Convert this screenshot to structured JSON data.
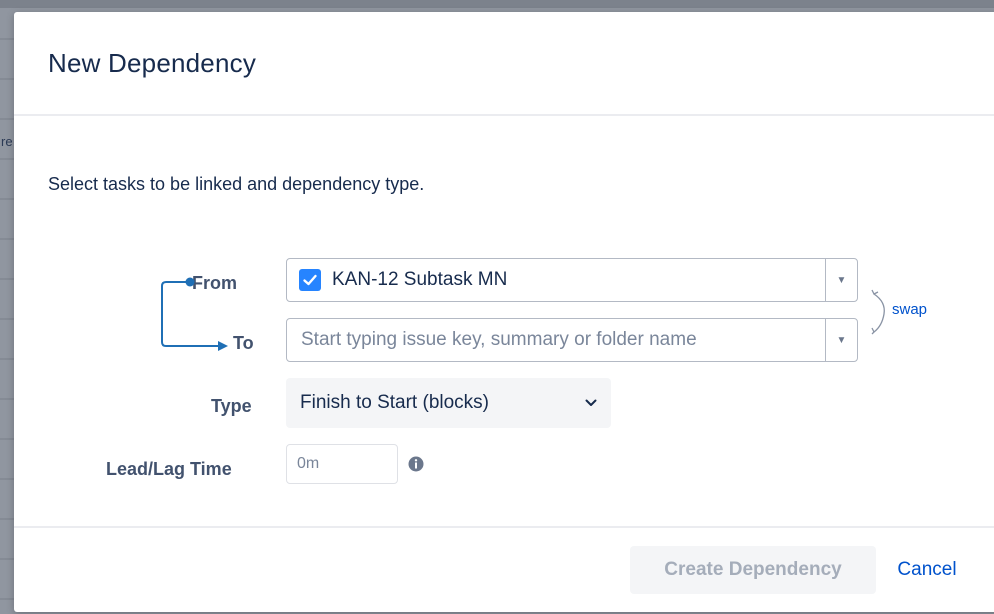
{
  "dialog": {
    "title": "New Dependency",
    "intro": "Select tasks to be linked and dependency type."
  },
  "form": {
    "from": {
      "label": "From",
      "value": "KAN-12  Subtask MN",
      "checked": true
    },
    "to": {
      "label": "To",
      "placeholder": "Start typing issue key, summary or folder name"
    },
    "swap_label": "swap",
    "type": {
      "label": "Type",
      "value": "Finish to Start (blocks)"
    },
    "lead_lag": {
      "label": "Lead/Lag Time",
      "placeholder": "0m"
    }
  },
  "footer": {
    "create_label": "Create Dependency",
    "cancel_label": "Cancel"
  },
  "backdrop": {
    "fragment": "re"
  },
  "colors": {
    "accent": "#2684ff",
    "link": "#0052cc",
    "title": "#172b4d",
    "label": "#42526e",
    "disabled_text": "#a5adba"
  },
  "icons": {
    "checkbox": "check-icon",
    "dropdown": "caret-down-icon",
    "swap": "swap-arrows-icon",
    "type_chevron": "chevron-down-icon",
    "info": "info-icon",
    "connector": "link-arrow-icon"
  }
}
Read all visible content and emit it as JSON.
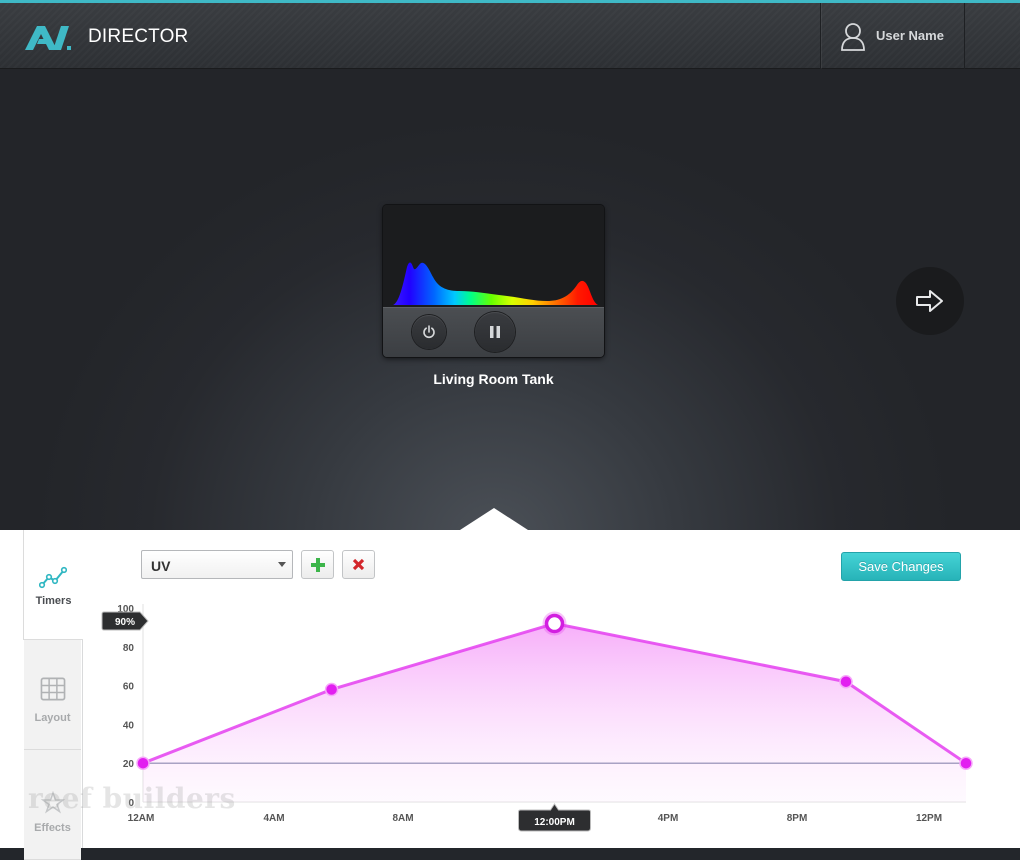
{
  "header": {
    "app_title": "DIRECTOR",
    "user_name": "User Name",
    "accent_color": "#3fb9c6"
  },
  "stage": {
    "fixture_name": "Living Room Tank",
    "buttons": [
      "power-icon",
      "pause-icon",
      "arrow-right-icon"
    ]
  },
  "sidebar": {
    "tabs": [
      {
        "label": "Timers",
        "icon": "timers-icon",
        "active": true
      },
      {
        "label": "Layout",
        "icon": "grid-icon",
        "active": false
      },
      {
        "label": "Effects",
        "icon": "effects-icon",
        "active": false
      }
    ]
  },
  "toolbar": {
    "channel_value": "UV",
    "save_label": "Save Changes"
  },
  "chart_data": {
    "type": "area",
    "series": [
      {
        "color": "#e43ff0",
        "x": [
          "12:00AM",
          "5:30AM",
          "12:00PM",
          "8:30PM",
          "12:00AM"
        ],
        "x_hours": [
          0,
          5.5,
          12,
          20.5,
          24
        ],
        "values": [
          20,
          58,
          92,
          62,
          20
        ]
      }
    ],
    "x_ticks": [
      "12AM",
      "4AM",
      "8AM",
      "4PM",
      "8PM",
      "12PM"
    ],
    "x_tick_hours": [
      0,
      4,
      8,
      16,
      20,
      24
    ],
    "y_ticks": [
      "0",
      "20",
      "40",
      "60",
      "80",
      "100"
    ],
    "ylim": [
      0,
      100
    ],
    "xlim": [
      0,
      24
    ],
    "baseline_value": 20,
    "selected_value_label": "90%",
    "selected_time_label": "12:00PM",
    "selected_index": 2
  },
  "watermark": "reef builders"
}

Exercise directions
Copy the final stretch of lines, starting at the one that holds "Read all visible content and emit it as JSON." and ending at the last line of the data, exactly; omit pictures.

Solution
Read all visible content and emit it as JSON.
{
  "header": {
    "app_title": "DIRECTOR",
    "user_name": "User Name",
    "accent_color": "#3fb9c6"
  },
  "stage": {
    "fixture_name": "Living Room Tank",
    "buttons": [
      "power-icon",
      "pause-icon",
      "arrow-right-icon"
    ]
  },
  "sidebar": {
    "tabs": [
      {
        "label": "Timers",
        "icon": "timers-icon",
        "active": true
      },
      {
        "label": "Layout",
        "icon": "grid-icon",
        "active": false
      },
      {
        "label": "Effects",
        "icon": "effects-icon",
        "active": false
      }
    ]
  },
  "toolbar": {
    "channel_value": "UV",
    "save_label": "Save Changes"
  },
  "chart_data": {
    "type": "area",
    "series": [
      {
        "color": "#e43ff0",
        "x": [
          "12:00AM",
          "5:30AM",
          "12:00PM",
          "8:30PM",
          "12:00AM"
        ],
        "x_hours": [
          0,
          5.5,
          12,
          20.5,
          24
        ],
        "values": [
          20,
          58,
          92,
          62,
          20
        ]
      }
    ],
    "x_ticks": [
      "12AM",
      "4AM",
      "8AM",
      "4PM",
      "8PM",
      "12PM"
    ],
    "x_tick_hours": [
      0,
      4,
      8,
      16,
      20,
      24
    ],
    "y_ticks": [
      "0",
      "20",
      "40",
      "60",
      "80",
      "100"
    ],
    "ylim": [
      0,
      100
    ],
    "xlim": [
      0,
      24
    ],
    "baseline_value": 20,
    "selected_value_label": "90%",
    "selected_time_label": "12:00PM",
    "selected_index": 2
  },
  "watermark": "reef builders"
}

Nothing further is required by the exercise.